Go through the lines below. Copy those with "RECIPES".

======== RECORDS TO USE

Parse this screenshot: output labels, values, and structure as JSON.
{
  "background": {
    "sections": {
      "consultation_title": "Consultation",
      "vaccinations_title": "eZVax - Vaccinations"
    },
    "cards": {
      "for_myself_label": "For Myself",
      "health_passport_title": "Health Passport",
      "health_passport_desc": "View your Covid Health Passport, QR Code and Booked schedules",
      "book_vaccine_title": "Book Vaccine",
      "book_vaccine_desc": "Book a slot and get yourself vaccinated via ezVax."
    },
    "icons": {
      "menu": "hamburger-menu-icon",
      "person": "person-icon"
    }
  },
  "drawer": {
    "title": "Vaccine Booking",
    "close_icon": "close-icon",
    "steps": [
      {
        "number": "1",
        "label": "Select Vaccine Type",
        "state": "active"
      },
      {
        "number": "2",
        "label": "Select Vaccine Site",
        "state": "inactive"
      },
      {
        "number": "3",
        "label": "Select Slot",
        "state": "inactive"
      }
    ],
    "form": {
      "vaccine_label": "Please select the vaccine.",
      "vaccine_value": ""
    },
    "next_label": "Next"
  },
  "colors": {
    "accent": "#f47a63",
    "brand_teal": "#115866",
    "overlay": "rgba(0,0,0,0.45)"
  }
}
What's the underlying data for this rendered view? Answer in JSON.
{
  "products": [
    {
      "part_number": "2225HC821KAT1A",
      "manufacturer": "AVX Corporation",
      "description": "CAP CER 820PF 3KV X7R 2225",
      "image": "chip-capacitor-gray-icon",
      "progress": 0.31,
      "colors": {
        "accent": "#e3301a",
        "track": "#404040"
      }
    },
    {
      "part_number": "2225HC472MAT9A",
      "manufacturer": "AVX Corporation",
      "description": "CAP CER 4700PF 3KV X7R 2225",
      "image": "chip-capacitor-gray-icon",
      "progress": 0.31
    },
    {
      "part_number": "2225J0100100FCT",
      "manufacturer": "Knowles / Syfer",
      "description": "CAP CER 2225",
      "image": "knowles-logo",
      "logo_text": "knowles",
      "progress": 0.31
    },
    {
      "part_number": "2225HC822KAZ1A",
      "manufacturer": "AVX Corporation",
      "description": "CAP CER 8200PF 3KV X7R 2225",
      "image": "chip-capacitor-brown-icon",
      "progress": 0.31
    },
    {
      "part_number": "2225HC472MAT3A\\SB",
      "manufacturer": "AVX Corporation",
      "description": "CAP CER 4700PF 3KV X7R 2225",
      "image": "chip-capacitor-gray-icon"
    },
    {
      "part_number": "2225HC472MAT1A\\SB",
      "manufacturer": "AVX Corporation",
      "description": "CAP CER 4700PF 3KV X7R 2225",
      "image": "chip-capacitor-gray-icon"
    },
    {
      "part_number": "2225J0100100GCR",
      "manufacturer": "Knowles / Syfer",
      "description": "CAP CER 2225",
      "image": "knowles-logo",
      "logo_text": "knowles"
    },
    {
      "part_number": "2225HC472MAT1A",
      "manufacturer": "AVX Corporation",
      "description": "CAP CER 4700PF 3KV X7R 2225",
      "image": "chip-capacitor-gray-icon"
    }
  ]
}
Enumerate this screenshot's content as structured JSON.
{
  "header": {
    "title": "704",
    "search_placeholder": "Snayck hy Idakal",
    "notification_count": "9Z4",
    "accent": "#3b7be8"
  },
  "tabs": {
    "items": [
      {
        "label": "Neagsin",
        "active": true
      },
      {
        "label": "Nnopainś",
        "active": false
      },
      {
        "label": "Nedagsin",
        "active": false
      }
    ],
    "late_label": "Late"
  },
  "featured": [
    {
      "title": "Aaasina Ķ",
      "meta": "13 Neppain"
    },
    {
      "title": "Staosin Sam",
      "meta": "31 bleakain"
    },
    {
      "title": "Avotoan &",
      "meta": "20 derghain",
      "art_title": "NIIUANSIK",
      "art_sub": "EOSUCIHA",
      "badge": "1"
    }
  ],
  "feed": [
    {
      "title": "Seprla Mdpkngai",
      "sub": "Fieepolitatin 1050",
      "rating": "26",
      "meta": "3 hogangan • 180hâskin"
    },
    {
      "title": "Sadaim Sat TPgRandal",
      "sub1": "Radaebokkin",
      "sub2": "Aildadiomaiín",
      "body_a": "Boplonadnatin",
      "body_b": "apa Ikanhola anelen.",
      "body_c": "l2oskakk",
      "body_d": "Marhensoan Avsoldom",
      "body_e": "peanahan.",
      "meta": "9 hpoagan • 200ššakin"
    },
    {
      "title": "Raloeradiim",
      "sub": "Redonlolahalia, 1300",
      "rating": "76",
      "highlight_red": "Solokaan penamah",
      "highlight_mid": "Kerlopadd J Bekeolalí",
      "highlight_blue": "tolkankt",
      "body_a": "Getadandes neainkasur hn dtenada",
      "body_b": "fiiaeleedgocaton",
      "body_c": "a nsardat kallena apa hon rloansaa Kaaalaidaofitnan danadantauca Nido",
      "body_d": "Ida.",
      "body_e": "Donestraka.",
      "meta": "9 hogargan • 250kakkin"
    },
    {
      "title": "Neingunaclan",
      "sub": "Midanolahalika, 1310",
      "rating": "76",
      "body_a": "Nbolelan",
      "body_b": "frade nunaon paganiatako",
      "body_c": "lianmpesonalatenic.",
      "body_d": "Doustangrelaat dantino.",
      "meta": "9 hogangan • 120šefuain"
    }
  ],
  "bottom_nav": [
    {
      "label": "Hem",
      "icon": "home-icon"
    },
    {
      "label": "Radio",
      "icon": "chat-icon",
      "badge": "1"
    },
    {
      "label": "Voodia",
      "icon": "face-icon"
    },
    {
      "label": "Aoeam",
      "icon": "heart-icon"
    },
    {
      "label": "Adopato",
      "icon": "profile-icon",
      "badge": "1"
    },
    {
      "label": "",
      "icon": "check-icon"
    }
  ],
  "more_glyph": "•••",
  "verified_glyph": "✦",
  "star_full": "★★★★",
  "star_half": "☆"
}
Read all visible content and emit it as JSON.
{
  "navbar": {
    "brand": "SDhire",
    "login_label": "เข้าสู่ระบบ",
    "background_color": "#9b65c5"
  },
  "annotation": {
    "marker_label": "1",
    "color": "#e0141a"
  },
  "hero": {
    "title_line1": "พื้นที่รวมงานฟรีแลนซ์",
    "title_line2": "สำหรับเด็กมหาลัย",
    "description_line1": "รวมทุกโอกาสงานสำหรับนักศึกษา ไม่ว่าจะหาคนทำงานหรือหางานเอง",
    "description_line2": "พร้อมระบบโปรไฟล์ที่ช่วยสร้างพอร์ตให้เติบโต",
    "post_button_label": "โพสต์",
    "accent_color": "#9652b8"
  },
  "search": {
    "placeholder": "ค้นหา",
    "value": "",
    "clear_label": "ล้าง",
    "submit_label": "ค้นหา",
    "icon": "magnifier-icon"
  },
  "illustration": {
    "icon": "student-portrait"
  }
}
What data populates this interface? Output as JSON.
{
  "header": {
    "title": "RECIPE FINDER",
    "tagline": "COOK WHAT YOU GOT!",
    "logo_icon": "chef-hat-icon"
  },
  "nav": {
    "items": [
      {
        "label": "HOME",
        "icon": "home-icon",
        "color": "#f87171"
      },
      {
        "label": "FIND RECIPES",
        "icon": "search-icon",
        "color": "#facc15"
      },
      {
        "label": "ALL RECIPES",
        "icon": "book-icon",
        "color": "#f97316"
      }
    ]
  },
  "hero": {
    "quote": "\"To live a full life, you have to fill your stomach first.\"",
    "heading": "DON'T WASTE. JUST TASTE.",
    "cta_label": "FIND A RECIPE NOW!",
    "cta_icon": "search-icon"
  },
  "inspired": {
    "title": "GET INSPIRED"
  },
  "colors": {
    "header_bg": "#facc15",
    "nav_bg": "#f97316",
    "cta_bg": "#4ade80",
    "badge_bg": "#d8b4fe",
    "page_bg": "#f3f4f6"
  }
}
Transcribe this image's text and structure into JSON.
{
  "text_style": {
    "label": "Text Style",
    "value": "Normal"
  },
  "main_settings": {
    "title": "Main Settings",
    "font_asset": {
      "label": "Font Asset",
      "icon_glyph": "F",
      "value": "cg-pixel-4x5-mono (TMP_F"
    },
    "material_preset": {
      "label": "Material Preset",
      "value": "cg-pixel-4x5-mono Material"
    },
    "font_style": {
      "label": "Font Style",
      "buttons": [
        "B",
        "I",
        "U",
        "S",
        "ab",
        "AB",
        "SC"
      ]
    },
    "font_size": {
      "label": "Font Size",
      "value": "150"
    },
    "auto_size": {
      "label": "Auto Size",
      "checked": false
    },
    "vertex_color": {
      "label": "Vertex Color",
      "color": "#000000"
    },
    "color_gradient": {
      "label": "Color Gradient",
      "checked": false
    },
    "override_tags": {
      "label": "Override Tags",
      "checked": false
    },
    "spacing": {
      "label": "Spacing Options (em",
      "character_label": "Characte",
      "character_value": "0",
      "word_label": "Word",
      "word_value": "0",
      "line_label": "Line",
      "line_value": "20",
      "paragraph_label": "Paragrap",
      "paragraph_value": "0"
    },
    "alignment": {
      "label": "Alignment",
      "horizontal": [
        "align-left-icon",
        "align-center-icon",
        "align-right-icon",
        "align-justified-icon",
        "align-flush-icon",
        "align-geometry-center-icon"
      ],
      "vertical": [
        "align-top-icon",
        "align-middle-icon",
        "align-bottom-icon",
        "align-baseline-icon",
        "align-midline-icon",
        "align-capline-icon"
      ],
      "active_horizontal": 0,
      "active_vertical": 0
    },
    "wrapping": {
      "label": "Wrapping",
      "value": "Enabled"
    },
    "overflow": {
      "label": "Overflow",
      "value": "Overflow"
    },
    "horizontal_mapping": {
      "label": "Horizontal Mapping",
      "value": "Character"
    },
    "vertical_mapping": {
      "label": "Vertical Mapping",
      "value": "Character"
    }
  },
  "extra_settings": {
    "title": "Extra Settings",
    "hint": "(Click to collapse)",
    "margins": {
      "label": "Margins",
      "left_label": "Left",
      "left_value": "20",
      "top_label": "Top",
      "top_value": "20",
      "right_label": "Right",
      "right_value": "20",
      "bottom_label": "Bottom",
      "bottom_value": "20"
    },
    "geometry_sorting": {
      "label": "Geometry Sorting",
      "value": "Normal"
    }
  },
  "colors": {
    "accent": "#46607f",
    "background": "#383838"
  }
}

================

### OUTPUT BELOW
        "label": "FIND RECIPES",
        "label": "ALL RECIPES",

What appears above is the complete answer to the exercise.